Start of Data for this exercise
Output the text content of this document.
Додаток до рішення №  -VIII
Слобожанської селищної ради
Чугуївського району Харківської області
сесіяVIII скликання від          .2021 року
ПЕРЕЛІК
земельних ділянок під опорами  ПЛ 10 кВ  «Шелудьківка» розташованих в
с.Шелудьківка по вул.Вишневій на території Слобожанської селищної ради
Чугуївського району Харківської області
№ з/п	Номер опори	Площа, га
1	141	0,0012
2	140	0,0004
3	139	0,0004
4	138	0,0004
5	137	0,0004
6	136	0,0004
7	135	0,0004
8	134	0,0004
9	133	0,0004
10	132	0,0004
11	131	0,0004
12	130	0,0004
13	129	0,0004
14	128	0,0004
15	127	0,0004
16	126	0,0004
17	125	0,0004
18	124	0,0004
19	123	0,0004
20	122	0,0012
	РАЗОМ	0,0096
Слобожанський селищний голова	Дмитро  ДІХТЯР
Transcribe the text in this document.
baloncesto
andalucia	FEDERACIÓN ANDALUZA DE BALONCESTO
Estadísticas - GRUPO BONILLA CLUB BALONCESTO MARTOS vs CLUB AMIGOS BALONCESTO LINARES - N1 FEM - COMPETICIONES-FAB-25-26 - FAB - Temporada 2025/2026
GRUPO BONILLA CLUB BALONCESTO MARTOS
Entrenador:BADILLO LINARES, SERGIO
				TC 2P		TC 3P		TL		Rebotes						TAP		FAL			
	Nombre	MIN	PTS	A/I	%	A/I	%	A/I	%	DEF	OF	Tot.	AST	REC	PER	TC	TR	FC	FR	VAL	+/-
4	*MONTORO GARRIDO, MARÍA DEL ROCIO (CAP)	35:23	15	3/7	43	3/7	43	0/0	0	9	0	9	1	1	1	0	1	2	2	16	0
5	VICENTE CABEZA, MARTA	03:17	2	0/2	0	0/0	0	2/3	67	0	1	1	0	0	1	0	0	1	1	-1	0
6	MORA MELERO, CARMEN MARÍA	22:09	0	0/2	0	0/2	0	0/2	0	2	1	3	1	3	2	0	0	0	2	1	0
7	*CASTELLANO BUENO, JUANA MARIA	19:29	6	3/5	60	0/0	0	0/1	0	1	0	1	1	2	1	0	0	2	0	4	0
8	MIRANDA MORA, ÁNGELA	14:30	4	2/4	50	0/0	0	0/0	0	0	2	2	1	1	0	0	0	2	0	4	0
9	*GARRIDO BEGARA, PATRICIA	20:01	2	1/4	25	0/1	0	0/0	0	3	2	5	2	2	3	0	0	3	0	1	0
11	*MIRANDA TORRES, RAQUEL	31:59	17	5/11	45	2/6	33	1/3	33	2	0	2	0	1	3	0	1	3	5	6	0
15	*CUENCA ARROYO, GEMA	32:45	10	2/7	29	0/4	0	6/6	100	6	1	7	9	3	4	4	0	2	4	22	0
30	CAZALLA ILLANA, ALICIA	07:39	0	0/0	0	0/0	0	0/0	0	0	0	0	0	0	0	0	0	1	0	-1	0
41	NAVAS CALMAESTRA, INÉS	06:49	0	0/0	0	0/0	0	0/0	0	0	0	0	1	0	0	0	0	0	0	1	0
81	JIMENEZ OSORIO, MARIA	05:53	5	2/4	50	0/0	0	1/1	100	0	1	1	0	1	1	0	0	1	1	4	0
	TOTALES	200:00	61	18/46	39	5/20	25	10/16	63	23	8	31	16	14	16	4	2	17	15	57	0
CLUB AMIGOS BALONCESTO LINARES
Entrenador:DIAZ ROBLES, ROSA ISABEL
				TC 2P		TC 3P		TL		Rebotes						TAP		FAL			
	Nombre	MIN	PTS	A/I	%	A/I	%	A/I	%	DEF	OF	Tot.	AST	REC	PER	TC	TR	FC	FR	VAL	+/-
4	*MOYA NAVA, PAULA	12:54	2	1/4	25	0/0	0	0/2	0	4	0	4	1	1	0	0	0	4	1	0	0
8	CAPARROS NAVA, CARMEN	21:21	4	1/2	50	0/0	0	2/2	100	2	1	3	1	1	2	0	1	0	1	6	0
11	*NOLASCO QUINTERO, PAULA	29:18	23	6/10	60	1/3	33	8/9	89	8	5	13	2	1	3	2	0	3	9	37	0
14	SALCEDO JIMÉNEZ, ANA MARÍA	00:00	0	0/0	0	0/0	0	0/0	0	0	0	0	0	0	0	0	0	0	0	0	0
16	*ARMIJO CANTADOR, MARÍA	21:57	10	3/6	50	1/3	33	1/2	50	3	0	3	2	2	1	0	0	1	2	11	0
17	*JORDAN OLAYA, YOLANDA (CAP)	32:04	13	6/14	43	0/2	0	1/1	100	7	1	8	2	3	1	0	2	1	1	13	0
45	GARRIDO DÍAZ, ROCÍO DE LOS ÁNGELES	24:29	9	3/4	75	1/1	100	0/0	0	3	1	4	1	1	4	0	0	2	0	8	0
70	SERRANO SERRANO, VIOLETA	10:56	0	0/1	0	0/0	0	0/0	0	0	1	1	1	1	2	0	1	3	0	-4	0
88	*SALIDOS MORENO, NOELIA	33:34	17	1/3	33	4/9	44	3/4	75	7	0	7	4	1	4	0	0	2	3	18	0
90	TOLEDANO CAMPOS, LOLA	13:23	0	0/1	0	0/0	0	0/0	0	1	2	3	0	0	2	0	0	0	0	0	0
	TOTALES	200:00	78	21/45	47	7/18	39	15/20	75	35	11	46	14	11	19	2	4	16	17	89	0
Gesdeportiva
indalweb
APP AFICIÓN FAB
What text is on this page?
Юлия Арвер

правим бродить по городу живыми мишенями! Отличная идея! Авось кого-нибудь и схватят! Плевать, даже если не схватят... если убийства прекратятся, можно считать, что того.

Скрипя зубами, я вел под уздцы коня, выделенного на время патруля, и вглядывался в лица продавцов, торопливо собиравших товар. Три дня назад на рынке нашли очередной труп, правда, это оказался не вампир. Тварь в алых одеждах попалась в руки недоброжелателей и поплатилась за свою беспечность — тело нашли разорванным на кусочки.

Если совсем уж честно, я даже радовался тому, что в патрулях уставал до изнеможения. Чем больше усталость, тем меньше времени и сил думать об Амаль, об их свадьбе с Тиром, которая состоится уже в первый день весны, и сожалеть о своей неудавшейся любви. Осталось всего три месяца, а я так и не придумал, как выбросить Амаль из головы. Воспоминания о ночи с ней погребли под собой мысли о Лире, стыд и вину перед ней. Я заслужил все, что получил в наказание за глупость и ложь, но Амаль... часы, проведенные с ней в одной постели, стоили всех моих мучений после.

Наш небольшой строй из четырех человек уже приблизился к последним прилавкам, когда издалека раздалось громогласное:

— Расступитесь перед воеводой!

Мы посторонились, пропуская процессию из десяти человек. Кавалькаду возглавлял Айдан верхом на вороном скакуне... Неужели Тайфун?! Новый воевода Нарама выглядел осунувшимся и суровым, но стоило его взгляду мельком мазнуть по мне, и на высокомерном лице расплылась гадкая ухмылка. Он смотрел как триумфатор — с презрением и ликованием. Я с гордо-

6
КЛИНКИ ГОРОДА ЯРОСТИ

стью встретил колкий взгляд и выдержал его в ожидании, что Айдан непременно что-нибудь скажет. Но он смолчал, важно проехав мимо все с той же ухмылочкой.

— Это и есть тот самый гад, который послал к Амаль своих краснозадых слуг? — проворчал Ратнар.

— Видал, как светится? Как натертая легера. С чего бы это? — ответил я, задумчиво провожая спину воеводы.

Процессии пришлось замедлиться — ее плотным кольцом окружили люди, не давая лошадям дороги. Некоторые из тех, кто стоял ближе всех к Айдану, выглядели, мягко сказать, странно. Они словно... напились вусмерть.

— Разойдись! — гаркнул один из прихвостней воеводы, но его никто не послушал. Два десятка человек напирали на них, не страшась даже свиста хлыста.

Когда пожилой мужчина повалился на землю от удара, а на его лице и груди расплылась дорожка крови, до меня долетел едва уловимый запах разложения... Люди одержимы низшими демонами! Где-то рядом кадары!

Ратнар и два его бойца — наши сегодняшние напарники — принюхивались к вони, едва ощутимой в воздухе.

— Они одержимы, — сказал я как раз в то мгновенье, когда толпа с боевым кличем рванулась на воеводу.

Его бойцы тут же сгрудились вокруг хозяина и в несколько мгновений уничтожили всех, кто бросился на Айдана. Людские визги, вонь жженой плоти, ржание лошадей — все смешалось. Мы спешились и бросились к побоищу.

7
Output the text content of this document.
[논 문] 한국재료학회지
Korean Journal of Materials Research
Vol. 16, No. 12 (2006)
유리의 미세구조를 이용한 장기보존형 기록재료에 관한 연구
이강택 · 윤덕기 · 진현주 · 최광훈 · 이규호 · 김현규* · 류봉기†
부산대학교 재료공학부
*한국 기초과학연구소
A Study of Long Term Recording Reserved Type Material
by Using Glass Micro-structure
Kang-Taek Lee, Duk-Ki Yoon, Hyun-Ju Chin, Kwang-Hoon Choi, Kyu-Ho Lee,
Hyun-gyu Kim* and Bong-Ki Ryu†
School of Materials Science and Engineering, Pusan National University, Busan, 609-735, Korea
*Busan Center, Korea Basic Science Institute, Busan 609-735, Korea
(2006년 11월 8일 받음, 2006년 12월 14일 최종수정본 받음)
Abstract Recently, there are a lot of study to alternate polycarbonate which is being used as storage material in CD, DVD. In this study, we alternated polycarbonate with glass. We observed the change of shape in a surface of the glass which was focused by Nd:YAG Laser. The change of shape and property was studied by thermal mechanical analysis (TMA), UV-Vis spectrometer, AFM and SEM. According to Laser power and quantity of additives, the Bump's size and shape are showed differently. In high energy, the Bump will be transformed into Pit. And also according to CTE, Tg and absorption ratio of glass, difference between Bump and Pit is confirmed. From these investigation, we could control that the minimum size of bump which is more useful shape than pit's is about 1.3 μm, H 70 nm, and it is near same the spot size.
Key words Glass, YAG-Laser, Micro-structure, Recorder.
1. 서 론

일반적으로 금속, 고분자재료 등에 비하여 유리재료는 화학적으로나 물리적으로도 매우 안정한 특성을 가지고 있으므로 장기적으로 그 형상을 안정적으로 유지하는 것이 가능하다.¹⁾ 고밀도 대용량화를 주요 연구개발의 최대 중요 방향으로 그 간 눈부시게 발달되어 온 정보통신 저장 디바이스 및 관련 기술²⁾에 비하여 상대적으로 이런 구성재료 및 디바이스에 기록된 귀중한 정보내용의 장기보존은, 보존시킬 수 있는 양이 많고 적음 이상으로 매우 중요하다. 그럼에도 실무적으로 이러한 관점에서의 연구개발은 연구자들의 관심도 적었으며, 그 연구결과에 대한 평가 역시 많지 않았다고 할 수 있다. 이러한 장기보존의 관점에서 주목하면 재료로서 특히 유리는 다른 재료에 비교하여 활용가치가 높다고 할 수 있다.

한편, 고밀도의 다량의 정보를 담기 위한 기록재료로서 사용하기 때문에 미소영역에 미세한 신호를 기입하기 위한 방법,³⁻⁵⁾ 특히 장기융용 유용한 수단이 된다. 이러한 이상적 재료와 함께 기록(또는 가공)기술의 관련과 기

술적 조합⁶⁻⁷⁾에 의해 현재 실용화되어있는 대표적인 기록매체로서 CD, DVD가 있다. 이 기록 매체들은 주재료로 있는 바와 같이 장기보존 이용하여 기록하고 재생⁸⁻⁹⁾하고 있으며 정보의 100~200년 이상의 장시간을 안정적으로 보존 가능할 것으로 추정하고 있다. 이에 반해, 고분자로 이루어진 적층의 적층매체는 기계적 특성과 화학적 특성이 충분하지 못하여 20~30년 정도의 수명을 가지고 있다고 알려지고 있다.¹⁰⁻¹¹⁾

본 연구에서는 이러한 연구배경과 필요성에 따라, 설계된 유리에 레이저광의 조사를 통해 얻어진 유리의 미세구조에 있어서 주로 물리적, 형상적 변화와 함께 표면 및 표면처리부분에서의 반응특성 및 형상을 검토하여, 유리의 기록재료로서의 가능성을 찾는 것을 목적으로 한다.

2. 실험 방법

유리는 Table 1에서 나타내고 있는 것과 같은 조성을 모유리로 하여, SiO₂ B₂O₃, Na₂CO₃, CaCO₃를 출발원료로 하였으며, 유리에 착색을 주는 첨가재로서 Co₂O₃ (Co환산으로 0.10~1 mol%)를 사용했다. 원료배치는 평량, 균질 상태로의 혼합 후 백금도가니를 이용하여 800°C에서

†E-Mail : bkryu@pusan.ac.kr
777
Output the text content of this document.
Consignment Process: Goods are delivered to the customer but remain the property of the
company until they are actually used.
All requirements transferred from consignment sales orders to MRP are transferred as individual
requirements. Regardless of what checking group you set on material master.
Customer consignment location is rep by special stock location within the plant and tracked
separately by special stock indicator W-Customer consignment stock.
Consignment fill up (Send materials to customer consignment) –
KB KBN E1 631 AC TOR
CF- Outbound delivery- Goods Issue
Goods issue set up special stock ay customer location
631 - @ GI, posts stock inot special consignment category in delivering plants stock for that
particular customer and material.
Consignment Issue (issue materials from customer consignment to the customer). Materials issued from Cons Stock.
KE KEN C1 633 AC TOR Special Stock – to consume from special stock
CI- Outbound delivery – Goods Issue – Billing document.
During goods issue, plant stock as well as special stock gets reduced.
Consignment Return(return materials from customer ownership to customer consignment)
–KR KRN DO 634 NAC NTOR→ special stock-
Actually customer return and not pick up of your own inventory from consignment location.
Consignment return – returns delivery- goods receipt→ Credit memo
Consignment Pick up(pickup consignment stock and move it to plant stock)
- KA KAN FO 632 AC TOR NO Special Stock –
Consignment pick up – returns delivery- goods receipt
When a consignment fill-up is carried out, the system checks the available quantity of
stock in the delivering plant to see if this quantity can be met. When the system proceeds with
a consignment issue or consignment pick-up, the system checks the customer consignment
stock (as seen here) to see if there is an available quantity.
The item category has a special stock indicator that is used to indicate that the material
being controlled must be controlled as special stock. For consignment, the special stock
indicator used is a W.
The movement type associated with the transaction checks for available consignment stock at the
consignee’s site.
End of Data for this exercise
Problem to work on:
Scan the records above, count the lines with "TOTALES" in them, and give only the number.

Correct output:
2